Each record below should be output verbatim, without pictures.

Begin The input

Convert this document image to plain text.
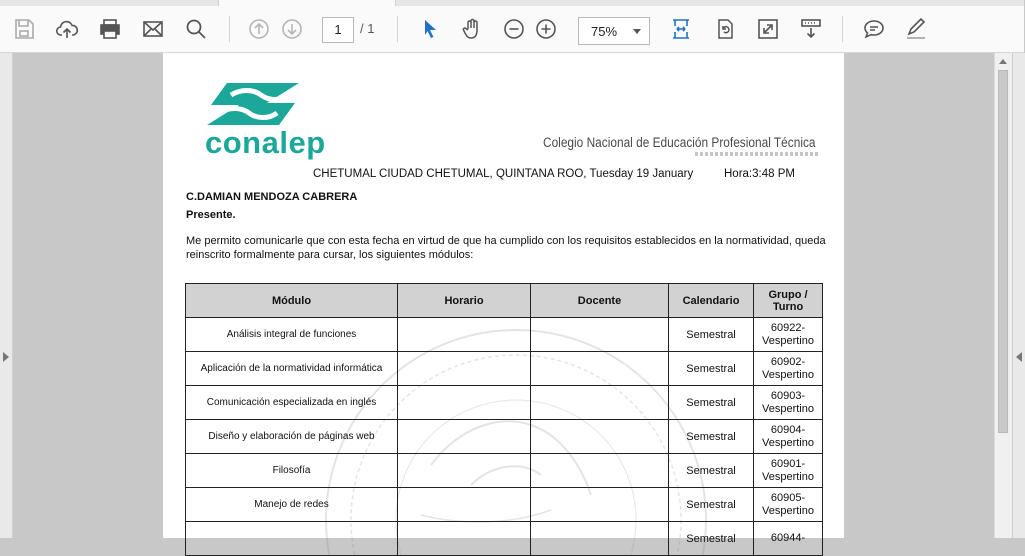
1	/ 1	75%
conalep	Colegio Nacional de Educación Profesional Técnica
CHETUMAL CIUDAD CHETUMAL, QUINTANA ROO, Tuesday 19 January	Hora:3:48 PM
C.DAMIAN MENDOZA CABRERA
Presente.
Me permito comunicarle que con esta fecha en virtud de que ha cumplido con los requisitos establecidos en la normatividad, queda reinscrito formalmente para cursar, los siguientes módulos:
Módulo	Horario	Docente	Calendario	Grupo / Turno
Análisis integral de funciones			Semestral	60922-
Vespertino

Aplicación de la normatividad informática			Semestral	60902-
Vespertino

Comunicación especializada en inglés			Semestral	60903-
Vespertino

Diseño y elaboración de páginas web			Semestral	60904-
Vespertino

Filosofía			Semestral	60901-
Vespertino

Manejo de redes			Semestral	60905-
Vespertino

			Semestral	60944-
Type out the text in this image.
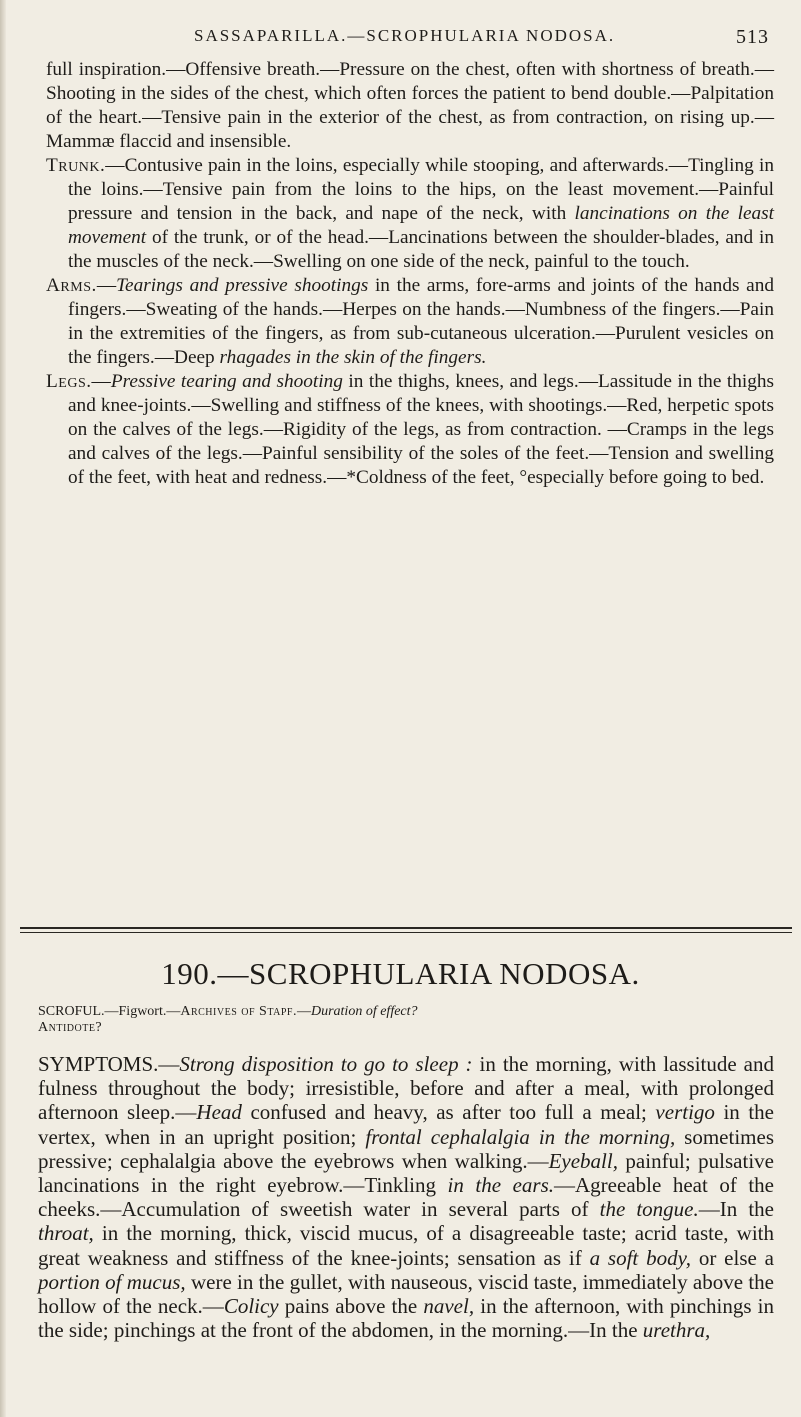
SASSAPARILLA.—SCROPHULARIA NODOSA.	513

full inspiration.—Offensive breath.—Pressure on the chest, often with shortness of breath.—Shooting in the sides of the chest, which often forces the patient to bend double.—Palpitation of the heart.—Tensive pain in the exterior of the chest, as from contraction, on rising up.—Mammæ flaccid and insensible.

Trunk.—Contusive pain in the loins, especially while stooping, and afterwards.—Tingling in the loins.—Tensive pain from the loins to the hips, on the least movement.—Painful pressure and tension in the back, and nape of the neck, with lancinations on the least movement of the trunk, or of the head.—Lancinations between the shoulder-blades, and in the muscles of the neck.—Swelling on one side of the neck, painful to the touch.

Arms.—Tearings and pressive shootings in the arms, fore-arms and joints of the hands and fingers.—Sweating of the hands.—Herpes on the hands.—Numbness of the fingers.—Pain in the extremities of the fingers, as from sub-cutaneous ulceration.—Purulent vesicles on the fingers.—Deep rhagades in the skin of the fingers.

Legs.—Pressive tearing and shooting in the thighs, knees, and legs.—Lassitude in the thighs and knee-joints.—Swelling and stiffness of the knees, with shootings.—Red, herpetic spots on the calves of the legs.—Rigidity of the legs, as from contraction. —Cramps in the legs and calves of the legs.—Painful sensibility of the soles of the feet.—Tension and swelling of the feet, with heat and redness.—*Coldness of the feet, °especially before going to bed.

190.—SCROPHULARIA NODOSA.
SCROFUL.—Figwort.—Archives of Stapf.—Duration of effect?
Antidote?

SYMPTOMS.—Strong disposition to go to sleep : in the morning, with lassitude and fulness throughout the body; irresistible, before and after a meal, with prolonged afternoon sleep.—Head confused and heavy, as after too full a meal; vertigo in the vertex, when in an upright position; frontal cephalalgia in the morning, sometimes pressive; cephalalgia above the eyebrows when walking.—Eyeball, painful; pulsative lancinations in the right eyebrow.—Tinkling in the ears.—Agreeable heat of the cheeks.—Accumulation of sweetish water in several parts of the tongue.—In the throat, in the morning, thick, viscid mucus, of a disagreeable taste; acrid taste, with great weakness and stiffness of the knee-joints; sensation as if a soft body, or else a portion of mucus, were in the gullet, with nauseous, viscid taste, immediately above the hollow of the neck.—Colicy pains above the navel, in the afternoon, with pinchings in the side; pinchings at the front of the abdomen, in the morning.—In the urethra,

End The input

§ **Reply**:
Convert this document image to plain text.
1	/ 1	75%
conalep	Colegio Nacional de Educación Profesional Técnica
CHETUMAL CIUDAD CHETUMAL, QUINTANA ROO, Tuesday 19 January	Hora:3:48 PM
C.DAMIAN MENDOZA CABRERA
Presente.
Me permito comunicarle que con esta fecha en virtud de que ha cumplido con los requisitos establecidos en la normatividad, queda reinscrito formalmente para cursar, los siguientes módulos:
Módulo	Horario	Docente	Calendario	Grupo / Turno
Análisis integral de funciones			Semestral	60922-
Vespertino

Aplicación de la normatividad informática			Semestral	60902-
Vespertino

Comunicación especializada en inglés			Semestral	60903-
Vespertino

Diseño y elaboración de páginas web			Semestral	60904-
Vespertino

Filosofía			Semestral	60901-
Vespertino

Manejo de redes			Semestral	60905-
Vespertino

			Semestral	60944-
Type out the text in this image.
SASSAPARILLA.—SCROPHULARIA NODOSA.	513

full inspiration.—Offensive breath.—Pressure on the chest, often with shortness of breath.—Shooting in the sides of the chest, which often forces the patient to bend double.—Palpitation of the heart.—Tensive pain in the exterior of the chest, as from contraction, on rising up.—Mammæ flaccid and insensible.

Trunk.—Contusive pain in the loins, especially while stooping, and afterwards.—Tingling in the loins.—Tensive pain from the loins to the hips, on the least movement.—Painful pressure and tension in the back, and nape of the neck, with lancinations on the least movement of the trunk, or of the head.—Lancinations between the shoulder-blades, and in the muscles of the neck.—Swelling on one side of the neck, painful to the touch.

Arms.—Tearings and pressive shootings in the arms, fore-arms and joints of the hands and fingers.—Sweating of the hands.—Herpes on the hands.—Numbness of the fingers.—Pain in the extremities of the fingers, as from sub-cutaneous ulceration.—Purulent vesicles on the fingers.—Deep rhagades in the skin of the fingers.

Legs.—Pressive tearing and shooting in the thighs, knees, and legs.—Lassitude in the thighs and knee-joints.—Swelling and stiffness of the knees, with shootings.—Red, herpetic spots on the calves of the legs.—Rigidity of the legs, as from contraction. —Cramps in the legs and calves of the legs.—Painful sensibility of the soles of the feet.—Tension and swelling of the feet, with heat and redness.—*Coldness of the feet, °especially before going to bed.

190.—SCROPHULARIA NODOSA.
SCROFUL.—Figwort.—Archives of Stapf.—Duration of effect?
Antidote?

SYMPTOMS.—Strong disposition to go to sleep : in the morning, with lassitude and fulness throughout the body; irresistible, before and after a meal, with prolonged afternoon sleep.—Head confused and heavy, as after too full a meal; vertigo in the vertex, when in an upright position; frontal cephalalgia in the morning, sometimes pressive; cephalalgia above the eyebrows when walking.—Eyeball, painful; pulsative lancinations in the right eyebrow.—Tinkling in the ears.—Agreeable heat of the cheeks.—Accumulation of sweetish water in several parts of the tongue.—In the throat, in the morning, thick, viscid mucus, of a disagreeable taste; acrid taste, with great weakness and stiffness of the knee-joints; sensation as if a soft body, or else a portion of mucus, were in the gullet, with nauseous, viscid taste, immediately above the hollow of the neck.—Colicy pains above the navel, in the afternoon, with pinchings in the side; pinchings at the front of the abdomen, in the morning.—In the urethra,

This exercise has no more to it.